▶ **Listed entries**:
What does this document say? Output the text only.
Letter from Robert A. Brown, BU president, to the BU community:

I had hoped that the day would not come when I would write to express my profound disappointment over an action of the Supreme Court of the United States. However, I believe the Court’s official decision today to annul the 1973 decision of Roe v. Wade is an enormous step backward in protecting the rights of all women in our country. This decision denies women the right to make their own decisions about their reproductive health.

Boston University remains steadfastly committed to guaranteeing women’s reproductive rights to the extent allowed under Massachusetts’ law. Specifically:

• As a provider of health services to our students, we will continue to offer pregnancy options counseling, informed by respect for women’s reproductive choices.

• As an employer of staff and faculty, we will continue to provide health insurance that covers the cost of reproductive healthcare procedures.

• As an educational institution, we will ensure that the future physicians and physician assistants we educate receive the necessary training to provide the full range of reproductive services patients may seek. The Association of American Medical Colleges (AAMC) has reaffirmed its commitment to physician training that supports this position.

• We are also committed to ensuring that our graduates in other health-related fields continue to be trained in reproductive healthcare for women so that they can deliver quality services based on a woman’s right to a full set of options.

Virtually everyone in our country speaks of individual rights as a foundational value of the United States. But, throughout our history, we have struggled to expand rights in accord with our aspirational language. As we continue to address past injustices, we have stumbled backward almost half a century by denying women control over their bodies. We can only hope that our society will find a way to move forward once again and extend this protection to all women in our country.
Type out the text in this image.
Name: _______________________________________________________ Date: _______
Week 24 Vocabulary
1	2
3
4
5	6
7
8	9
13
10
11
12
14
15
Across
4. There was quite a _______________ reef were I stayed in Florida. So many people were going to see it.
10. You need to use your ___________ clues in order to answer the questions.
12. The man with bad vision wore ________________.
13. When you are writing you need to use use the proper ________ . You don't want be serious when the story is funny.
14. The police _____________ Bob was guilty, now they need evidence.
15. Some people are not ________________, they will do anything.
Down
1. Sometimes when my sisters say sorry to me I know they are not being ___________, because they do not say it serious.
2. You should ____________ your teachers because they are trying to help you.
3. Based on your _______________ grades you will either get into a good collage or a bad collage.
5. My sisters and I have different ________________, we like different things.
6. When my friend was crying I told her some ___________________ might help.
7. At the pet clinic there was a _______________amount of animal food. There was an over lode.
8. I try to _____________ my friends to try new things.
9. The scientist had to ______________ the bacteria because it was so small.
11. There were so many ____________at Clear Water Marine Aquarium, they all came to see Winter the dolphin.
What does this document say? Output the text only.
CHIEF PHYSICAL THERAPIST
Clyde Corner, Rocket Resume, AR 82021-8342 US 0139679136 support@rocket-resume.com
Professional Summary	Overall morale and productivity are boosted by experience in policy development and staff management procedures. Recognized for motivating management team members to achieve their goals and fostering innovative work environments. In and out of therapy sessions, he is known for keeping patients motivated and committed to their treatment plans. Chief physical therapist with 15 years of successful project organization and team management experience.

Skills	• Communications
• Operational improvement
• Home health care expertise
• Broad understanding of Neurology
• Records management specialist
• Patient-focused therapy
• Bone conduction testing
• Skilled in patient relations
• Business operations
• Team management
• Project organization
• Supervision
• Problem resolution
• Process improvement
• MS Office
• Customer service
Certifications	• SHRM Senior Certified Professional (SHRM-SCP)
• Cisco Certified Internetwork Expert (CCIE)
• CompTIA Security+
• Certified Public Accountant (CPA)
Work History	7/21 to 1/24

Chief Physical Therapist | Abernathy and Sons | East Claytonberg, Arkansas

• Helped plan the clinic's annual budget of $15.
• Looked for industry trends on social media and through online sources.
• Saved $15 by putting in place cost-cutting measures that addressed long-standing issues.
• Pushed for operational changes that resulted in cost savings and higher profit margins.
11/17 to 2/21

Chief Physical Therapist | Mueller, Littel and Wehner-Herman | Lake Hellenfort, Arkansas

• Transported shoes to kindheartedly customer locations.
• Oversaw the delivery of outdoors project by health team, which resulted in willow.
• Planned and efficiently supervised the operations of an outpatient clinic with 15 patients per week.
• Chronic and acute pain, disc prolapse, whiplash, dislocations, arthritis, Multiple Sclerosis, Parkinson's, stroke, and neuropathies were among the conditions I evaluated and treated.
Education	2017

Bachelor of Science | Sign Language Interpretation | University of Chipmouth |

▶ **Work item**:
After identifying the lines above that contain "States", copy each one.

▶ **Answer box**:
I had hoped that the day would not come when I would write to express my profound disappointment over an action of the Supreme Court of the United States. However, I believe the Court’s official decision today to annul the 1973 decision of Roe v. Wade is an enormous step backward in protecting the rights of all women in our country. This decision denies women the right to make their own decisions about their reproductive health.
Virtually everyone in our country speaks of individual rights as a foundational value of the United States. But, throughout our history, we have struggled to expand rights in accord with our aspirational language. As we continue to address past injustices, we have stumbled backward almost half a century by denying women control over their bodies. We can only hope that our society will find a way to move forward once again and extend this protection to all women in our country.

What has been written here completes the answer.